■ **Goal**:
The listing below should be printed exactly, every line of it. Skip the pictures.

- - - -

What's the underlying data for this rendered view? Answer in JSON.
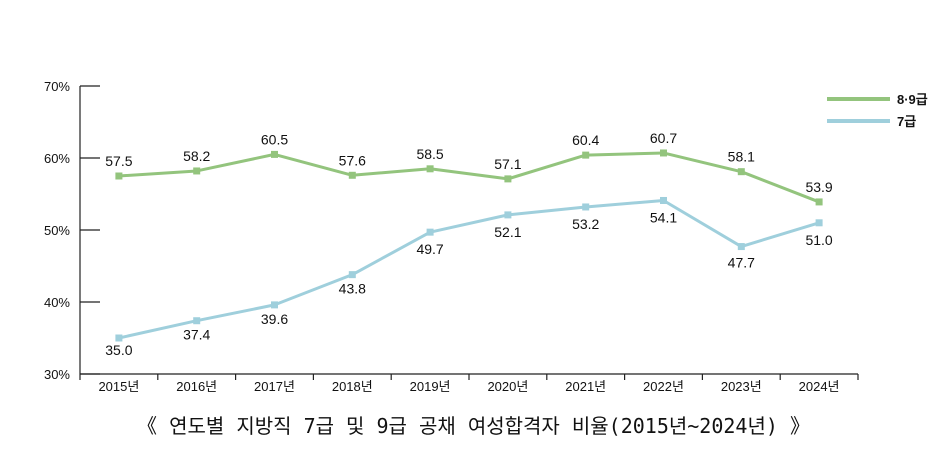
{
  "chart_data": {
    "type": "line",
    "title": "",
    "caption": "《 연도별 지방직 7급 및 9급 공채 여성합격자 비율(2015년~2024년) 》",
    "categories": [
      "2015년",
      "2016년",
      "2017년",
      "2018년",
      "2019년",
      "2020년",
      "2021년",
      "2022년",
      "2023년",
      "2024년"
    ],
    "y_ticks": [
      "30%",
      "40%",
      "50%",
      "60%",
      "70%"
    ],
    "ylim": [
      30,
      70
    ],
    "grid": false,
    "legend_position": "top-right",
    "series": [
      {
        "name": "8·9급",
        "color": "#93c47d",
        "values": [
          57.5,
          58.2,
          60.5,
          57.6,
          58.5,
          57.1,
          60.4,
          60.7,
          58.1,
          53.9
        ],
        "labels": [
          "57.5",
          "58.2",
          "60.5",
          "57.6",
          "58.5",
          "57.1",
          "60.4",
          "60.7",
          "58.1",
          "53.9"
        ]
      },
      {
        "name": "7급",
        "color": "#9fcfdc",
        "values": [
          35.0,
          37.4,
          39.6,
          43.8,
          49.7,
          52.1,
          53.2,
          54.1,
          47.7,
          51.0
        ],
        "labels": [
          "35.0",
          "37.4",
          "39.6",
          "43.8",
          "49.7",
          "52.1",
          "53.2",
          "54.1",
          "47.7",
          "51.0"
        ]
      }
    ]
  }
}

- - - -

■ **Task result**:
What's the underlying data for this rendered view? Answer in JSON.
{
  "chart_data": {
    "type": "line",
    "title": "",
    "caption": "《 연도별 지방직 7급 및 9급 공채 여성합격자 비율(2015년~2024년) 》",
    "categories": [
      "2015년",
      "2016년",
      "2017년",
      "2018년",
      "2019년",
      "2020년",
      "2021년",
      "2022년",
      "2023년",
      "2024년"
    ],
    "y_ticks": [
      "30%",
      "40%",
      "50%",
      "60%",
      "70%"
    ],
    "ylim": [
      30,
      70
    ],
    "grid": false,
    "legend_position": "top-right",
    "series": [
      {
        "name": "8·9급",
        "color": "#93c47d",
        "values": [
          57.5,
          58.2,
          60.5,
          57.6,
          58.5,
          57.1,
          60.4,
          60.7,
          58.1,
          53.9
        ],
        "labels": [
          "57.5",
          "58.2",
          "60.5",
          "57.6",
          "58.5",
          "57.1",
          "60.4",
          "60.7",
          "58.1",
          "53.9"
        ]
      },
      {
        "name": "7급",
        "color": "#9fcfdc",
        "values": [
          35.0,
          37.4,
          39.6,
          43.8,
          49.7,
          52.1,
          53.2,
          54.1,
          47.7,
          51.0
        ],
        "labels": [
          "35.0",
          "37.4",
          "39.6",
          "43.8",
          "49.7",
          "52.1",
          "53.2",
          "54.1",
          "47.7",
          "51.0"
        ]
      }
    ]
  }
}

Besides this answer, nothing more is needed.